[Records]

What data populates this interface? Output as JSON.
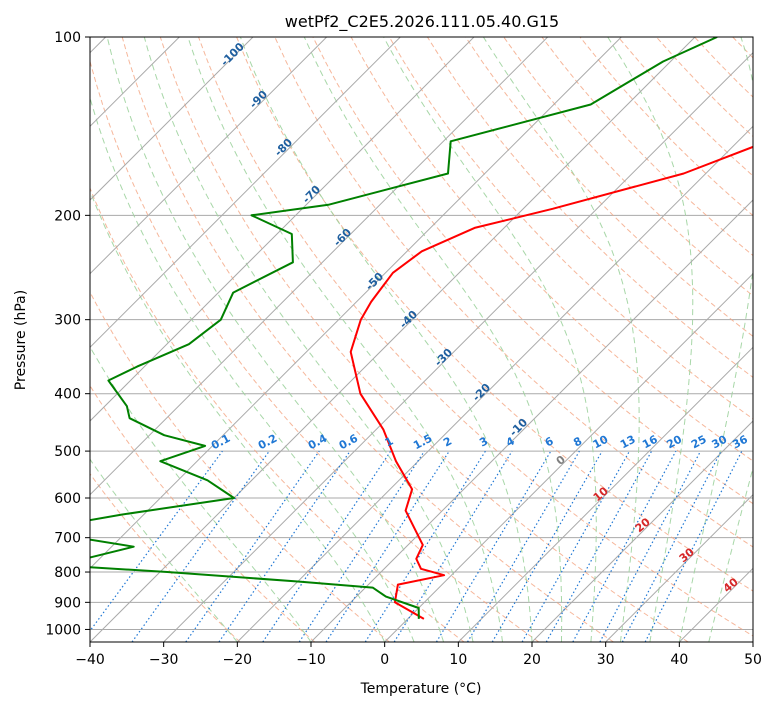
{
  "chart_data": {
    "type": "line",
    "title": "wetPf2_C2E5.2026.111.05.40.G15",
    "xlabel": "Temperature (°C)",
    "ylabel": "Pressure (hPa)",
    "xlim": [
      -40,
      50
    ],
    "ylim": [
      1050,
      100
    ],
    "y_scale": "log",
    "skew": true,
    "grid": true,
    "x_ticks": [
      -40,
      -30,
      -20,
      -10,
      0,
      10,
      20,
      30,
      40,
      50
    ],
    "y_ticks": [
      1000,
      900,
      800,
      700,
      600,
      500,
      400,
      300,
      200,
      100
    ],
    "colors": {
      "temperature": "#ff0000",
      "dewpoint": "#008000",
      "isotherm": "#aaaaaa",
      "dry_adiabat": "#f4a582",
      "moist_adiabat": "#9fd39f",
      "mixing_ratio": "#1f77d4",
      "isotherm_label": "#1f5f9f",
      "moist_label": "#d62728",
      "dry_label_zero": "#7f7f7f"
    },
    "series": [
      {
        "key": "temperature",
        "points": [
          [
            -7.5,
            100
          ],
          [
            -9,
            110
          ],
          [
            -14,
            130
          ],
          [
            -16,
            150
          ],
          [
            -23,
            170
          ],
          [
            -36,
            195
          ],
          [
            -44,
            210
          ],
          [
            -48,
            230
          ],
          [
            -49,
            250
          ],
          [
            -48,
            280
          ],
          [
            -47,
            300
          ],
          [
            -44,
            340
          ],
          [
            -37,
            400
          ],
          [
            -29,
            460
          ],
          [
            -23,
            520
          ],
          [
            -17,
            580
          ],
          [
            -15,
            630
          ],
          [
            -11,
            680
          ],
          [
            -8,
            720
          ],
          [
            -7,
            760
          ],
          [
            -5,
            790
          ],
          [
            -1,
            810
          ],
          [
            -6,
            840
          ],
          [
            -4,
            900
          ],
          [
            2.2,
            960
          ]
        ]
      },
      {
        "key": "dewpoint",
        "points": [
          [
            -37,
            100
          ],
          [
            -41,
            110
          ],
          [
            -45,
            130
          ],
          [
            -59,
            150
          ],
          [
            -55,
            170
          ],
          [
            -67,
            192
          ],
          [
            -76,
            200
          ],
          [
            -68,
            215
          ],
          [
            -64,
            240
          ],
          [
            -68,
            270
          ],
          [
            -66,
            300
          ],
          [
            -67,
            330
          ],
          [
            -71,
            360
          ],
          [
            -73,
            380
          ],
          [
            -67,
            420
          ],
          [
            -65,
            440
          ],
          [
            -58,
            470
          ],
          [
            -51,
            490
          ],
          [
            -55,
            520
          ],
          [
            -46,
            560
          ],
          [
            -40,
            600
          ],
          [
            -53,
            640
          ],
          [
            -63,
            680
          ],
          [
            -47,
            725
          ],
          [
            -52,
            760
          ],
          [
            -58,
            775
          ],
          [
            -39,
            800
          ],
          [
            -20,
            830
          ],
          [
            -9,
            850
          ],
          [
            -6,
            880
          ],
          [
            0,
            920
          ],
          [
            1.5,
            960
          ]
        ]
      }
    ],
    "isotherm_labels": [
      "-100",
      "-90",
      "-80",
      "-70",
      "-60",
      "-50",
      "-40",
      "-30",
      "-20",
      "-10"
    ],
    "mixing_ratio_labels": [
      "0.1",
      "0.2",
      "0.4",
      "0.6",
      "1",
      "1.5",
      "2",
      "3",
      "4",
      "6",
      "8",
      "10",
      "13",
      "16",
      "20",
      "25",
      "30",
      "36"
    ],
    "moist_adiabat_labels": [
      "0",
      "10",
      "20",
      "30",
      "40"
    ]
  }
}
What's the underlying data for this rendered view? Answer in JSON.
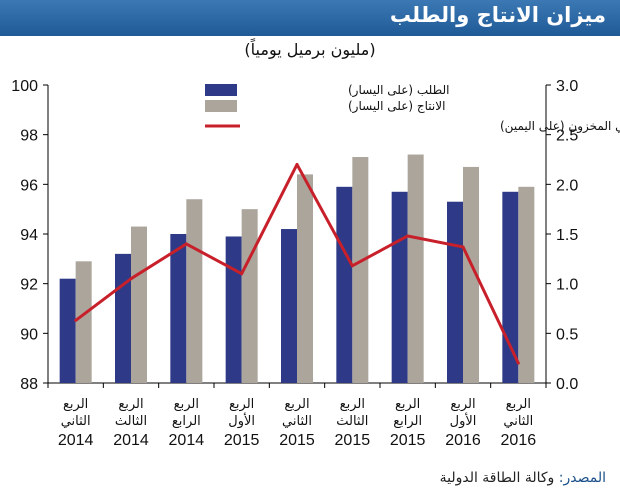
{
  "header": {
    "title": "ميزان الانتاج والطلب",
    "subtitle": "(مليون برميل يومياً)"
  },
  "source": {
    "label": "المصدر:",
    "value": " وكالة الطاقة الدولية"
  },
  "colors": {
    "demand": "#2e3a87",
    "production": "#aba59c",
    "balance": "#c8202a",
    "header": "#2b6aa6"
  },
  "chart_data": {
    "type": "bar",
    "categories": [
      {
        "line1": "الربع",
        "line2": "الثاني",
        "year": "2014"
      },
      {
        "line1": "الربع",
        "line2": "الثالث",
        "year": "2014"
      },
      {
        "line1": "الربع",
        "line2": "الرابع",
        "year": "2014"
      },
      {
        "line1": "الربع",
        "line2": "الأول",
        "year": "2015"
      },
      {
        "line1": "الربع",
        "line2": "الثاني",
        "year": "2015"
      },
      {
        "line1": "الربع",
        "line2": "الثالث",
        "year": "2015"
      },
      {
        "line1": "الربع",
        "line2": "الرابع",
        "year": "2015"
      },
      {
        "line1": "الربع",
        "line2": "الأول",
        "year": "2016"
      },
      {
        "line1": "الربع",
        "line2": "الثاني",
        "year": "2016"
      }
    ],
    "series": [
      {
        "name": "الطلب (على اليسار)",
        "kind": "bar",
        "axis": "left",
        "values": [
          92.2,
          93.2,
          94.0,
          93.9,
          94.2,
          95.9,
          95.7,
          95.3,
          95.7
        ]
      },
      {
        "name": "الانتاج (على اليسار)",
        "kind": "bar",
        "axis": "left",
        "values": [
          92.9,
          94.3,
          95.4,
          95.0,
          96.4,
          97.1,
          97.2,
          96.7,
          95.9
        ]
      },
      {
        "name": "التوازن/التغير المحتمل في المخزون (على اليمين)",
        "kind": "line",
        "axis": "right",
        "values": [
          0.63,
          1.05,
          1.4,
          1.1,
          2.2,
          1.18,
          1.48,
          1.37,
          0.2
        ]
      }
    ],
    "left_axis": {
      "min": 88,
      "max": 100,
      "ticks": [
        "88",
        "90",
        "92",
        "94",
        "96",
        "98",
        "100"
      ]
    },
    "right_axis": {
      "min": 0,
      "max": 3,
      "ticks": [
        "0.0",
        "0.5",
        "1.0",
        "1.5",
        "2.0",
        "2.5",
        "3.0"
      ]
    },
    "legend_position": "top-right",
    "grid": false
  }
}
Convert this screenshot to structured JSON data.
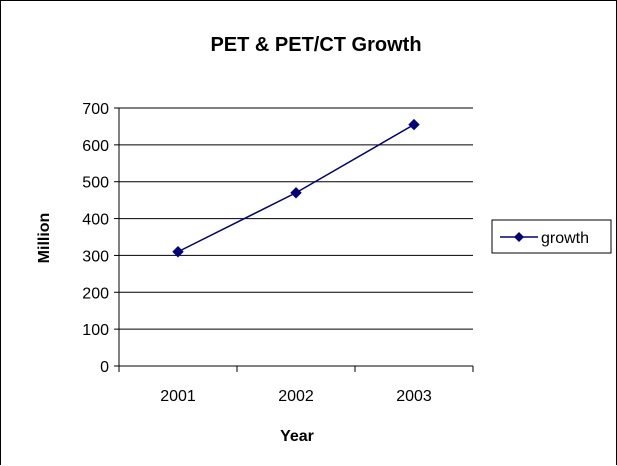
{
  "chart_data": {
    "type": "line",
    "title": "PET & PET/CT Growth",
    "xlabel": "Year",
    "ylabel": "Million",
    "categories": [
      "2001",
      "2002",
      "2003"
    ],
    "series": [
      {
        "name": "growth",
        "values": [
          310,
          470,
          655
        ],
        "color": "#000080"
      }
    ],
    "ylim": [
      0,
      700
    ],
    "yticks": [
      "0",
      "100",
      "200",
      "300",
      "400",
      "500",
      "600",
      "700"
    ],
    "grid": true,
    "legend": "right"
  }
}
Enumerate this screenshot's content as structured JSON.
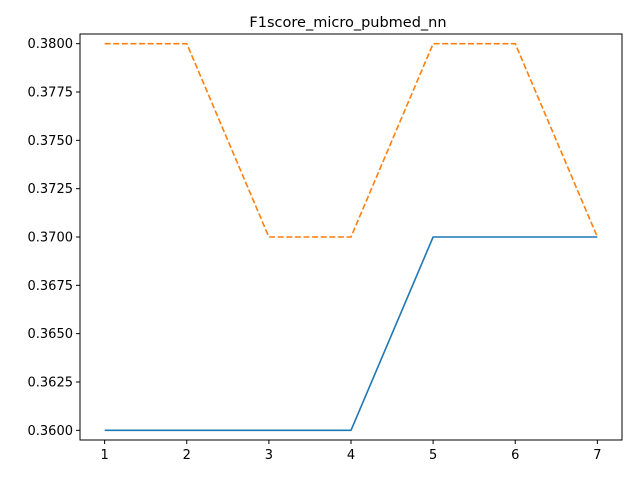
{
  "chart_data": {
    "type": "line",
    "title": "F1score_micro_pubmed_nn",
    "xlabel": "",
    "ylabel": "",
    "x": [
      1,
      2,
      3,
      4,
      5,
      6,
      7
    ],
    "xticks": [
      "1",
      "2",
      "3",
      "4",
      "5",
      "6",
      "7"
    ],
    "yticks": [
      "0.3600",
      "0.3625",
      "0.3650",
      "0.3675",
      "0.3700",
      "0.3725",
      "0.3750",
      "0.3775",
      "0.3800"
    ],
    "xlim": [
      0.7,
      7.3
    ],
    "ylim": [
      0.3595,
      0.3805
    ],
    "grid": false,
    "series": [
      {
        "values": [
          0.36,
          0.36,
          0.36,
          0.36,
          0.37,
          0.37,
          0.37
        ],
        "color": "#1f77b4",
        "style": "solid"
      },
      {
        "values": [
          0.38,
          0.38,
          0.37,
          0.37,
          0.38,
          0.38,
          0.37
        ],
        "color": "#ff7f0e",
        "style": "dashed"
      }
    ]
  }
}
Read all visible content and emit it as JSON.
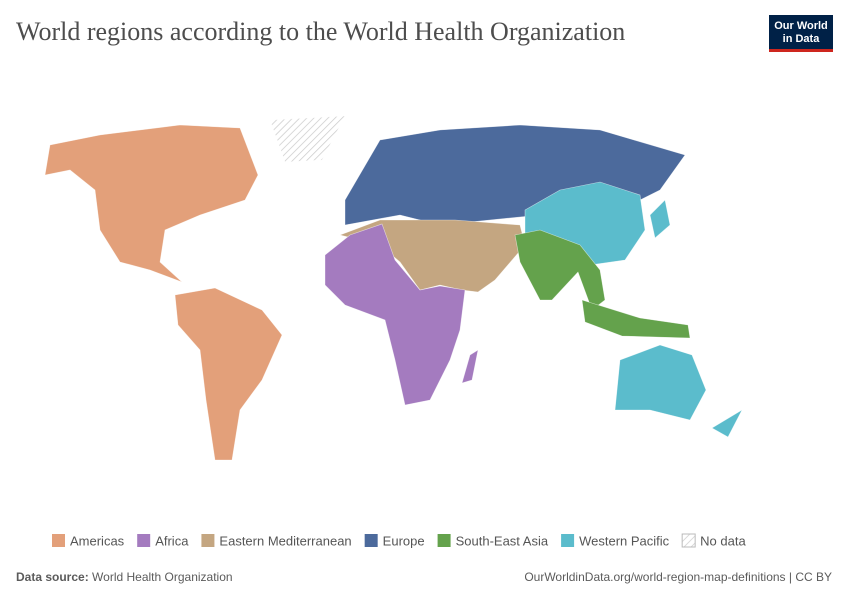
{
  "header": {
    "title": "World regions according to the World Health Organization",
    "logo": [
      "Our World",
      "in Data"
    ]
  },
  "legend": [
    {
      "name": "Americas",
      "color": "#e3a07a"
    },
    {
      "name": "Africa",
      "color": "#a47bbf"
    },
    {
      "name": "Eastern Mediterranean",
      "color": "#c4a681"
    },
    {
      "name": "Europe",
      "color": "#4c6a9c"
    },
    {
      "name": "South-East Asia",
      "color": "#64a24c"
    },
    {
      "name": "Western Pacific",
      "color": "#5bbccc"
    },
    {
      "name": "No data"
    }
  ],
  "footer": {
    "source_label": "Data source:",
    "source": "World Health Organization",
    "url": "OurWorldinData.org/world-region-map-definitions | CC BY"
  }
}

Exercise brief: Reply with nothing but a number: how many lines of the entries above contain the string "الانتاج"?

Response to the task: 2